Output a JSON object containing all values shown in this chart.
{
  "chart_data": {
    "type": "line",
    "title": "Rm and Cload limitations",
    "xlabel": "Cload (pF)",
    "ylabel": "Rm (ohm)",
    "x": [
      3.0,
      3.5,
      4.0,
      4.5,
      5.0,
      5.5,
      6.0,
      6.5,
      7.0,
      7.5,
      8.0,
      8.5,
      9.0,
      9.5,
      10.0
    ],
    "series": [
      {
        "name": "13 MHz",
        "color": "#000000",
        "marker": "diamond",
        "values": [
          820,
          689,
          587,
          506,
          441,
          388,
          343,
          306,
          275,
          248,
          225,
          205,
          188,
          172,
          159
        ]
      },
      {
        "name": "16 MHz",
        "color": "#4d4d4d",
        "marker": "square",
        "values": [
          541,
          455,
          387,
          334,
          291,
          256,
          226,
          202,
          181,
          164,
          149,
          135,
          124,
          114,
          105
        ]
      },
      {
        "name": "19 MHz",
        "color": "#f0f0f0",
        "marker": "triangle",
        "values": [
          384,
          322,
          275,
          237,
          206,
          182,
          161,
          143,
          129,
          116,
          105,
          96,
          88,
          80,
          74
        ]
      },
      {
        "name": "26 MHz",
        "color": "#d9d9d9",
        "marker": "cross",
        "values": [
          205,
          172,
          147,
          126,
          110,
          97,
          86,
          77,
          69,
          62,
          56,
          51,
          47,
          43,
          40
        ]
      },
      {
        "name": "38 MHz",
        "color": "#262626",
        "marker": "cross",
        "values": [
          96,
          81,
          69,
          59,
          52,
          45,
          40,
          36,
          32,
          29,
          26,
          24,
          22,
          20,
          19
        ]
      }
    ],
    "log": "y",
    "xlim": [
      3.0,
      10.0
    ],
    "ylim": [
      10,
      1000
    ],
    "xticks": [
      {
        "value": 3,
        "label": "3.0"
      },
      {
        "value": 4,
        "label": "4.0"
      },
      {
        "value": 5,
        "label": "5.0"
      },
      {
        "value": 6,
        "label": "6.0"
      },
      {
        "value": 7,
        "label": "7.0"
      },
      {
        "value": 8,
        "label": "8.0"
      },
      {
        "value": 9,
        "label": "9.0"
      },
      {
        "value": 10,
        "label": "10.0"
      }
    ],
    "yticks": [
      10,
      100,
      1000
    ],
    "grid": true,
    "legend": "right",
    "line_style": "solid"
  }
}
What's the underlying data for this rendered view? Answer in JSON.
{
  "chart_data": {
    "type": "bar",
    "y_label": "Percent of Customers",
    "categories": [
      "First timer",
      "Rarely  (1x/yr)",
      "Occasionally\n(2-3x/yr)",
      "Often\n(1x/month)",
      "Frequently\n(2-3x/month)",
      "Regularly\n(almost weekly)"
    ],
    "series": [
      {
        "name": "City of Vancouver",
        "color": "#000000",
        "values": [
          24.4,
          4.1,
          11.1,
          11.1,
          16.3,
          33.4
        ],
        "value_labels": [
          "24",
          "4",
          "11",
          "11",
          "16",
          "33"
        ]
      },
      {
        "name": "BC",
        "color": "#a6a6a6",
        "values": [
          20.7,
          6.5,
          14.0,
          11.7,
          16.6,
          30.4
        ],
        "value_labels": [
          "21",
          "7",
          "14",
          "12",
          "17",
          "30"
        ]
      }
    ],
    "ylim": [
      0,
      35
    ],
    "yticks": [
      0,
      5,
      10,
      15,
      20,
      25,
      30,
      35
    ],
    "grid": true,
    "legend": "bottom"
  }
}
• • • •
Above are some records. Print them all exactly.

ANSWER TO THIS EXERCISE ::
Output a JSON object containing all values shown in this chart.
{
  "chart_data": {
    "type": "line",
    "title": "Rm and Cload limitations",
    "xlabel": "Cload (pF)",
    "ylabel": "Rm (ohm)",
    "x": [
      3.0,
      3.5,
      4.0,
      4.5,
      5.0,
      5.5,
      6.0,
      6.5,
      7.0,
      7.5,
      8.0,
      8.5,
      9.0,
      9.5,
      10.0
    ],
    "series": [
      {
        "name": "13 MHz",
        "color": "#000000",
        "marker": "diamond",
        "values": [
          820,
          689,
          587,
          506,
          441,
          388,
          343,
          306,
          275,
          248,
          225,
          205,
          188,
          172,
          159
        ]
      },
      {
        "name": "16 MHz",
        "color": "#4d4d4d",
        "marker": "square",
        "values": [
          541,
          455,
          387,
          334,
          291,
          256,
          226,
          202,
          181,
          164,
          149,
          135,
          124,
          114,
          105
        ]
      },
      {
        "name": "19 MHz",
        "color": "#f0f0f0",
        "marker": "triangle",
        "values": [
          384,
          322,
          275,
          237,
          206,
          182,
          161,
          143,
          129,
          116,
          105,
          96,
          88,
          80,
          74
        ]
      },
      {
        "name": "26 MHz",
        "color": "#d9d9d9",
        "marker": "cross",
        "values": [
          205,
          172,
          147,
          126,
          110,
          97,
          86,
          77,
          69,
          62,
          56,
          51,
          47,
          43,
          40
        ]
      },
      {
        "name": "38 MHz",
        "color": "#262626",
        "marker": "cross",
        "values": [
          96,
          81,
          69,
          59,
          52,
          45,
          40,
          36,
          32,
          29,
          26,
          24,
          22,
          20,
          19
        ]
      }
    ],
    "log": "y",
    "xlim": [
      3.0,
      10.0
    ],
    "ylim": [
      10,
      1000
    ],
    "xticks": [
      {
        "value": 3,
        "label": "3.0"
      },
      {
        "value": 4,
        "label": "4.0"
      },
      {
        "value": 5,
        "label": "5.0"
      },
      {
        "value": 6,
        "label": "6.0"
      },
      {
        "value": 7,
        "label": "7.0"
      },
      {
        "value": 8,
        "label": "8.0"
      },
      {
        "value": 9,
        "label": "9.0"
      },
      {
        "value": 10,
        "label": "10.0"
      }
    ],
    "yticks": [
      10,
      100,
      1000
    ],
    "grid": true,
    "legend": "right",
    "line_style": "solid"
  }
}
What's the underlying data for this rendered view? Answer in JSON.
{
  "chart_data": {
    "type": "bar",
    "y_label": "Percent of Customers",
    "categories": [
      "First timer",
      "Rarely  (1x/yr)",
      "Occasionally\n(2-3x/yr)",
      "Often\n(1x/month)",
      "Frequently\n(2-3x/month)",
      "Regularly\n(almost weekly)"
    ],
    "series": [
      {
        "name": "City of Vancouver",
        "color": "#000000",
        "values": [
          24.4,
          4.1,
          11.1,
          11.1,
          16.3,
          33.4
        ],
        "value_labels": [
          "24",
          "4",
          "11",
          "11",
          "16",
          "33"
        ]
      },
      {
        "name": "BC",
        "color": "#a6a6a6",
        "values": [
          20.7,
          6.5,
          14.0,
          11.7,
          16.6,
          30.4
        ],
        "value_labels": [
          "21",
          "7",
          "14",
          "12",
          "17",
          "30"
        ]
      }
    ],
    "ylim": [
      0,
      35
    ],
    "yticks": [
      0,
      5,
      10,
      15,
      20,
      25,
      30,
      35
    ],
    "grid": true,
    "legend": "bottom"
  }
}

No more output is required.